* **Task details**
Find each line containing the string "frère" and return it.

── Given data ──

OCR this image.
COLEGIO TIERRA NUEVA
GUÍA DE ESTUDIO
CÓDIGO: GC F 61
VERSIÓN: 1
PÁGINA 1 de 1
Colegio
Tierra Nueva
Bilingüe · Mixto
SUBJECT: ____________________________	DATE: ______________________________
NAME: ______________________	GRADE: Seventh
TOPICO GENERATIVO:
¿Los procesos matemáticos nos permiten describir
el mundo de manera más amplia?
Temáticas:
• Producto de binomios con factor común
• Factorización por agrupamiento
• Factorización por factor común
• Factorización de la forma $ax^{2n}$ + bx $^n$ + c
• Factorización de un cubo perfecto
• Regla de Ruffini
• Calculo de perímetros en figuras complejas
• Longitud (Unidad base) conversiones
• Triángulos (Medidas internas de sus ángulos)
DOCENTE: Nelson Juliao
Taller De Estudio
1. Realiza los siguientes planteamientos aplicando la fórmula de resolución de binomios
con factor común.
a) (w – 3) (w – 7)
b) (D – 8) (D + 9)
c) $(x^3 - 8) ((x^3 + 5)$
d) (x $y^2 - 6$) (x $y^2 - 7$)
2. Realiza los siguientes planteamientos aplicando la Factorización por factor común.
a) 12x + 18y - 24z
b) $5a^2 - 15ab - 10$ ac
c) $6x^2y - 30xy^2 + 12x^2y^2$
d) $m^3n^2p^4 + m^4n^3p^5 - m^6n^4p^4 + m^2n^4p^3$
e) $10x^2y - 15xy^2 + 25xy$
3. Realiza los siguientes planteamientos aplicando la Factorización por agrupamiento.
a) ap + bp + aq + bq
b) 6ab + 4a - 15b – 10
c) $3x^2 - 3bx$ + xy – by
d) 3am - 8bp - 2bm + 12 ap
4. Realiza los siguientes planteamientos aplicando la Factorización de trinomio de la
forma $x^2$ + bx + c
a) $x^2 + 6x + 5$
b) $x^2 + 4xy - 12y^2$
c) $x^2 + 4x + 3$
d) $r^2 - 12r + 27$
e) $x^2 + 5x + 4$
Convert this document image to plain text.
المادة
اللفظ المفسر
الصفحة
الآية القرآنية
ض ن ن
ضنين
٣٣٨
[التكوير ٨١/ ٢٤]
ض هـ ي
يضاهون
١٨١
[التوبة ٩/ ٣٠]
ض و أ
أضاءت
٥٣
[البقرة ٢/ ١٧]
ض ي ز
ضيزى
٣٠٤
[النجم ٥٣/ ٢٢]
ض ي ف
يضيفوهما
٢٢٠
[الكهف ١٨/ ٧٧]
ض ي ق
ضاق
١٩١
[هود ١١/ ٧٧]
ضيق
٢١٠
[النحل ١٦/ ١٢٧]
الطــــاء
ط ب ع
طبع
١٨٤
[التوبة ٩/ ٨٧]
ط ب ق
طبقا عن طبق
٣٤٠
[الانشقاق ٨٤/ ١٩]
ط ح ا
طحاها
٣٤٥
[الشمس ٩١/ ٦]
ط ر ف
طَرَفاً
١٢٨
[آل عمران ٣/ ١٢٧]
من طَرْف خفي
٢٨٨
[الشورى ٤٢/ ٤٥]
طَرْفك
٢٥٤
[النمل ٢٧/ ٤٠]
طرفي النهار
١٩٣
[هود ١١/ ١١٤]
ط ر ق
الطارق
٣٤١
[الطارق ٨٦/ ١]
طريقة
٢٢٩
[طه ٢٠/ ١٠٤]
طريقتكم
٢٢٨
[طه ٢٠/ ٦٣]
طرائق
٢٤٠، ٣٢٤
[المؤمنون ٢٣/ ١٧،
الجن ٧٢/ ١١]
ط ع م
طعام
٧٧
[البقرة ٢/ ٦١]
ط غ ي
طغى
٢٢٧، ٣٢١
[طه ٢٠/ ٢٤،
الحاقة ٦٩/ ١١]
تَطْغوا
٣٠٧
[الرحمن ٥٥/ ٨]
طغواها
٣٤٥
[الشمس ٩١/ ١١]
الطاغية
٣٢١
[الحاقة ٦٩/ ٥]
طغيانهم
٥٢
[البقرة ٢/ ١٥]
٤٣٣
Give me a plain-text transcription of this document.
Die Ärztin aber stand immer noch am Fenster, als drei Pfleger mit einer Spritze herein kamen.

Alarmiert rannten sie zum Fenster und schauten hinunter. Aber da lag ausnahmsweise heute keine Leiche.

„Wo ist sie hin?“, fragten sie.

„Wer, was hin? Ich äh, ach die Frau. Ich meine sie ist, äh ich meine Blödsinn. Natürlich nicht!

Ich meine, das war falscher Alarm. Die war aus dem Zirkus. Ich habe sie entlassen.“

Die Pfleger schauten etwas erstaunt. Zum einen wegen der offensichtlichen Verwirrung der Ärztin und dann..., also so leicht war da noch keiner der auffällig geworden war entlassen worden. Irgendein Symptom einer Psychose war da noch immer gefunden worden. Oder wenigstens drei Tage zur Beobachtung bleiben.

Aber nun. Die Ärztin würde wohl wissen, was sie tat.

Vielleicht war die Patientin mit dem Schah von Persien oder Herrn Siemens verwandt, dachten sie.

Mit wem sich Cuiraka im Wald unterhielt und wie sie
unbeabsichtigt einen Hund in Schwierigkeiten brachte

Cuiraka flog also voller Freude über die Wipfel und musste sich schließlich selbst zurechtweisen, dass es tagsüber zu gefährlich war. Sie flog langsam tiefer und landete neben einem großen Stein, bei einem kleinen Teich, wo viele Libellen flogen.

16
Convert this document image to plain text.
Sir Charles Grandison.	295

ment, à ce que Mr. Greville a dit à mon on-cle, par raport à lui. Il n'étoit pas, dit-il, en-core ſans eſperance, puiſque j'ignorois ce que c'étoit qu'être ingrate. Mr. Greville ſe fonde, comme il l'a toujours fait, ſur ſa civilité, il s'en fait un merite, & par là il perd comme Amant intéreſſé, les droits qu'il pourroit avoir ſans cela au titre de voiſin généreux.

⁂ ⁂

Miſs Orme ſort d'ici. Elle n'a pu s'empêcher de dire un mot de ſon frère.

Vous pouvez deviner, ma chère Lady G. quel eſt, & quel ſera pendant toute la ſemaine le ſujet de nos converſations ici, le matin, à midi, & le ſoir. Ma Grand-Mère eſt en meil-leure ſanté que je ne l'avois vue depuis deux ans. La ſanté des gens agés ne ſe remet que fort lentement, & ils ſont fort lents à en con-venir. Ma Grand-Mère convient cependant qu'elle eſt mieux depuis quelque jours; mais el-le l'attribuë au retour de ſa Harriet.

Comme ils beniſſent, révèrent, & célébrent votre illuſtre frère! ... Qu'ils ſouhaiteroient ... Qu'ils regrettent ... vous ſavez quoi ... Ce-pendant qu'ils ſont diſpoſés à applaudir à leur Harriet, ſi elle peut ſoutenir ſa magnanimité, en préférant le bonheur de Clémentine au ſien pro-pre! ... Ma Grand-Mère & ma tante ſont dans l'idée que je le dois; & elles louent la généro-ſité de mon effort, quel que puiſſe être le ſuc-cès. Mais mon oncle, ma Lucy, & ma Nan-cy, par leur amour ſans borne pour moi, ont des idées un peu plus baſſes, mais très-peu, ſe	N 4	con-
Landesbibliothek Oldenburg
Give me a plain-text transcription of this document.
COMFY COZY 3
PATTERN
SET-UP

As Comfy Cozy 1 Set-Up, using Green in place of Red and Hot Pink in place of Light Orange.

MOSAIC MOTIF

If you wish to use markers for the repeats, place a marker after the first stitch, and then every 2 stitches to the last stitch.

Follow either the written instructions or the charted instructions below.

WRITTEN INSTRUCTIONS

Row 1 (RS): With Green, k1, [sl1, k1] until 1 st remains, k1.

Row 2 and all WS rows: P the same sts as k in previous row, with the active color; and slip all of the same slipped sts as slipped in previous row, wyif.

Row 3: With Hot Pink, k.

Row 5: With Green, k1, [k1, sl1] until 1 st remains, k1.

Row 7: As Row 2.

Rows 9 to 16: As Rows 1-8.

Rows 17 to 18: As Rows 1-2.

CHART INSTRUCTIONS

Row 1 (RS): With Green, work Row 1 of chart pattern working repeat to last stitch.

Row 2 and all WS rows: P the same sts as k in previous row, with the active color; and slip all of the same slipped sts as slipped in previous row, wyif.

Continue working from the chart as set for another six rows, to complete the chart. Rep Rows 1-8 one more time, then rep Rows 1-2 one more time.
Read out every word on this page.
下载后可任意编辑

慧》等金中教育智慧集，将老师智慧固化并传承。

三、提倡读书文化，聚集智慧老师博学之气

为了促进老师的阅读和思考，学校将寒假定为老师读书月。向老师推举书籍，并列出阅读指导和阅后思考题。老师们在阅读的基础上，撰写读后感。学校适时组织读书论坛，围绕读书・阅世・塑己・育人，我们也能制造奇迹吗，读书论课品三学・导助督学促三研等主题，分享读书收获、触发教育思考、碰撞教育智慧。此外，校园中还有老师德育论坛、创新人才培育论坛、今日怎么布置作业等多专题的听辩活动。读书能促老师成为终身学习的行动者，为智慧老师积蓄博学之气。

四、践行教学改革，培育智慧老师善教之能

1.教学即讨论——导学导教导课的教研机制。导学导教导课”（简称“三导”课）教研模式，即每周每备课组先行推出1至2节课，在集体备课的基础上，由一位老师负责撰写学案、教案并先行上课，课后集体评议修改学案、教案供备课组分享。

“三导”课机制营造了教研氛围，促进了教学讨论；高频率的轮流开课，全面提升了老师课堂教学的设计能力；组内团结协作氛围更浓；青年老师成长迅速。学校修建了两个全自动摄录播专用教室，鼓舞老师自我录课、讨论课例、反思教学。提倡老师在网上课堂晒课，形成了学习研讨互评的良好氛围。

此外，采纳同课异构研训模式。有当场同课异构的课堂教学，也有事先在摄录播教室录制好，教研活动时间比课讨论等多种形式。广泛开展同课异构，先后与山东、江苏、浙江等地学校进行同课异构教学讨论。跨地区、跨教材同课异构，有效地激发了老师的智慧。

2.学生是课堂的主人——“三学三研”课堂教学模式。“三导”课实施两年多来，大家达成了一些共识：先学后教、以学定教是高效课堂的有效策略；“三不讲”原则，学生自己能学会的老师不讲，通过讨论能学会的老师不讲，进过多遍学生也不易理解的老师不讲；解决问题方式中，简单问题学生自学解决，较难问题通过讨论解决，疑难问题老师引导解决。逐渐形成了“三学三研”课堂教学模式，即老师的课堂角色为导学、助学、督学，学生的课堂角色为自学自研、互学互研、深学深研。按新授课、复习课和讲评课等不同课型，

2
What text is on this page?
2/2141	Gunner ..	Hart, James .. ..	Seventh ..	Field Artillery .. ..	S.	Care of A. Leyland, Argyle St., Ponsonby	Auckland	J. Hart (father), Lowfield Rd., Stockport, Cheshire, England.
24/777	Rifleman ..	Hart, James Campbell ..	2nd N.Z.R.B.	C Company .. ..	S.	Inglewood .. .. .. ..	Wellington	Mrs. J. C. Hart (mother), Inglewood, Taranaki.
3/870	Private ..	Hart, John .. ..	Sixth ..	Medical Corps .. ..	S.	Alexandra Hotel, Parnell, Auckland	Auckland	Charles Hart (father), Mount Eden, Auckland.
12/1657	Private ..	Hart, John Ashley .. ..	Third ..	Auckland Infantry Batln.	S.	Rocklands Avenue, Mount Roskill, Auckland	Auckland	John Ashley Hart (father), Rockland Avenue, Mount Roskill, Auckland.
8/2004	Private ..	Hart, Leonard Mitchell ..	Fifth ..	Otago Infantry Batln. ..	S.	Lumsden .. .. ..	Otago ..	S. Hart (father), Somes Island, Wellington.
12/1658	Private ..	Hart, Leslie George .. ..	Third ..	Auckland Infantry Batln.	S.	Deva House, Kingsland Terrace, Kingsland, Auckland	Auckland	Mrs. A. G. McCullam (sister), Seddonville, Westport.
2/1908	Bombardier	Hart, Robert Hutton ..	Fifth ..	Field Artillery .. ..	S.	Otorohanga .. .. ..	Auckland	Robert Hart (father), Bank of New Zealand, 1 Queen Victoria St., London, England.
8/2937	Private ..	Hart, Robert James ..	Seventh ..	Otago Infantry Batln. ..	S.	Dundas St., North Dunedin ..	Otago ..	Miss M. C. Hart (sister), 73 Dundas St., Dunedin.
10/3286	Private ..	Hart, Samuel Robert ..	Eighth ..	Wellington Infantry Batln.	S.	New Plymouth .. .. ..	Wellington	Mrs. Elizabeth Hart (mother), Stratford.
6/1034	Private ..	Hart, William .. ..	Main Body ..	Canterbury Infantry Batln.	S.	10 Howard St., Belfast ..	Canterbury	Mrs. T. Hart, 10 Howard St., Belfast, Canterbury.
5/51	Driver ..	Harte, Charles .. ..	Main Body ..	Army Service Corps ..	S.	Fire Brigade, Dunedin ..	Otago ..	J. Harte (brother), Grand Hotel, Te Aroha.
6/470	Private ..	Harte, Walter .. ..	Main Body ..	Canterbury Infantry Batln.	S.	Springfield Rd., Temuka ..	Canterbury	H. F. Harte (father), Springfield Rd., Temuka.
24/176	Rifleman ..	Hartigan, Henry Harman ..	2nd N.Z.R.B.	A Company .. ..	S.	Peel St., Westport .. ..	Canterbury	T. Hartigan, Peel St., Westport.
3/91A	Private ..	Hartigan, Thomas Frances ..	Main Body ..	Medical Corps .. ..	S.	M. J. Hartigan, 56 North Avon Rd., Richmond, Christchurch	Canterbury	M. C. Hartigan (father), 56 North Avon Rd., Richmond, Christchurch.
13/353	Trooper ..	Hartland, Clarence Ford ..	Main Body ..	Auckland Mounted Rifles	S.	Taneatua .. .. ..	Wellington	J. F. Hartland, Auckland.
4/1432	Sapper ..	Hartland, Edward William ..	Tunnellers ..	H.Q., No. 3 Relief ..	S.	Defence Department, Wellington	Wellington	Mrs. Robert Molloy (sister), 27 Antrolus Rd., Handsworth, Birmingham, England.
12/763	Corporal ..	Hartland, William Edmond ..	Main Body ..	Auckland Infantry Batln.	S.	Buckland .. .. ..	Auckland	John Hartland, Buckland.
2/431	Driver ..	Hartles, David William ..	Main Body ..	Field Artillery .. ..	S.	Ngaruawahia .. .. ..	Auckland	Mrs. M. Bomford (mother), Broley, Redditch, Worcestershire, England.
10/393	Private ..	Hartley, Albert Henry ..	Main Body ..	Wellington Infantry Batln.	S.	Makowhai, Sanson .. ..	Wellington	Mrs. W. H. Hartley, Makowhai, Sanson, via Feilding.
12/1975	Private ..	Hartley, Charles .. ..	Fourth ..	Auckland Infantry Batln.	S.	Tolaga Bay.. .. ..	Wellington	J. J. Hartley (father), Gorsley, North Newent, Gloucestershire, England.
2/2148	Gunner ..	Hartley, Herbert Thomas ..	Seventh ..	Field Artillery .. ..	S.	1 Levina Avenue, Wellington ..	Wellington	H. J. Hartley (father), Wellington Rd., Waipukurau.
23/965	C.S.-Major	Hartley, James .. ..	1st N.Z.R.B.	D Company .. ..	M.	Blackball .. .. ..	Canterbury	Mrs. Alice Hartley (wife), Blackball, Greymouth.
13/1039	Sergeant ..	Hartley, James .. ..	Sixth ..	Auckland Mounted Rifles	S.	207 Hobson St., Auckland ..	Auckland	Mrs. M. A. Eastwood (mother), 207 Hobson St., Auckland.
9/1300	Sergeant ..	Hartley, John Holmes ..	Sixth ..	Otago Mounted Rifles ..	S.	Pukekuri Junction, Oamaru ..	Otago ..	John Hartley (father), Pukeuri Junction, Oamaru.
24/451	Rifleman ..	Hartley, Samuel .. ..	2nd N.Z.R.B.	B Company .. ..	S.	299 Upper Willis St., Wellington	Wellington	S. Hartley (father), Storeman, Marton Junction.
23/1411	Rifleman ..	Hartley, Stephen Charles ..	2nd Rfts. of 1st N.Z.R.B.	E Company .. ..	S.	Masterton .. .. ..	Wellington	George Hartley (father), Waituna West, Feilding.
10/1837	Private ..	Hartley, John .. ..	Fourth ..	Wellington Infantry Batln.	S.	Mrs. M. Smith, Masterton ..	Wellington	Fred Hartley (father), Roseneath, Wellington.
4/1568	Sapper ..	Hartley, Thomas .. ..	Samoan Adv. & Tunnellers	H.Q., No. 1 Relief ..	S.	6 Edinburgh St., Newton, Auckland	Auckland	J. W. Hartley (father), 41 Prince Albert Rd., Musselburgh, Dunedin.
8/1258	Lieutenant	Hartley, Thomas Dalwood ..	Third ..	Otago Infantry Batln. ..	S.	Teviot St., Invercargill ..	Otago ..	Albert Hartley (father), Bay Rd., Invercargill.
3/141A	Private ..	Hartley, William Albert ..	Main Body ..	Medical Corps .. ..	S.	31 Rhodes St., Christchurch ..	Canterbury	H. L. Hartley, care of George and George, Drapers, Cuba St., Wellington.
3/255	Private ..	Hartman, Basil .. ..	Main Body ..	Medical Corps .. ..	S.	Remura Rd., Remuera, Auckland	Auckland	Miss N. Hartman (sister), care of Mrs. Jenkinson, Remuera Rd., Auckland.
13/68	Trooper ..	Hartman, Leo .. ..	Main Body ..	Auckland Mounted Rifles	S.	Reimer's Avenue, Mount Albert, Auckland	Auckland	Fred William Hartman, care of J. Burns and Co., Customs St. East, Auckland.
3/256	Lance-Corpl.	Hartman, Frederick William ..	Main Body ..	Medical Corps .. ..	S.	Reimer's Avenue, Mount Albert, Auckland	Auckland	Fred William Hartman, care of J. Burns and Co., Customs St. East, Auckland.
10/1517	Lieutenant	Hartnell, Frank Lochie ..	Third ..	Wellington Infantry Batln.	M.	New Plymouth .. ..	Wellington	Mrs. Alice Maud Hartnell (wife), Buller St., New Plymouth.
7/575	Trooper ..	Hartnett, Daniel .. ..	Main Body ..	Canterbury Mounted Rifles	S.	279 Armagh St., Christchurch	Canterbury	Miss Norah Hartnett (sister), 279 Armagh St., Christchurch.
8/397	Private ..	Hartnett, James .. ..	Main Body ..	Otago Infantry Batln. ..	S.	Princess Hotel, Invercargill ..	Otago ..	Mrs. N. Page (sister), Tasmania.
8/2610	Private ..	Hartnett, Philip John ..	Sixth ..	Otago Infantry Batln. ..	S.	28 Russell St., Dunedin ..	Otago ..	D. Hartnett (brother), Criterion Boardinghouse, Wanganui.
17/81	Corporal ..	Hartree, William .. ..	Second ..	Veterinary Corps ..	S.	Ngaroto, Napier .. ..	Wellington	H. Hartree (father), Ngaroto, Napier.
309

───

* **Exercise result**
Miſs Orme ſort d'ici. Elle n'a pu s'empêcher de dire un mot de ſon frère.
Comme ils beniſſent, révèrent, & célébrent votre illuſtre frère! ... Qu'ils ſouhaiteroient ... Qu'ils regrettent ... vous ſavez quoi ... Ce-pendant qu'ils ſont diſpoſés à applaudir à leur Harriet, ſi elle peut ſoutenir ſa magnanimité, en préférant le bonheur de Clémentine au ſien pro-pre! ... Ma Grand-Mère & ma tante ſont dans l'idée que je le dois; & elles louent la généro-ſité de mon effort, quel que puiſſe être le ſuc-cès. Mais mon oncle, ma Lucy, & ma Nan-cy, par leur amour ſans borne pour moi, ont des idées un peu plus baſſes, mais très-peu, ſe	N 4	con-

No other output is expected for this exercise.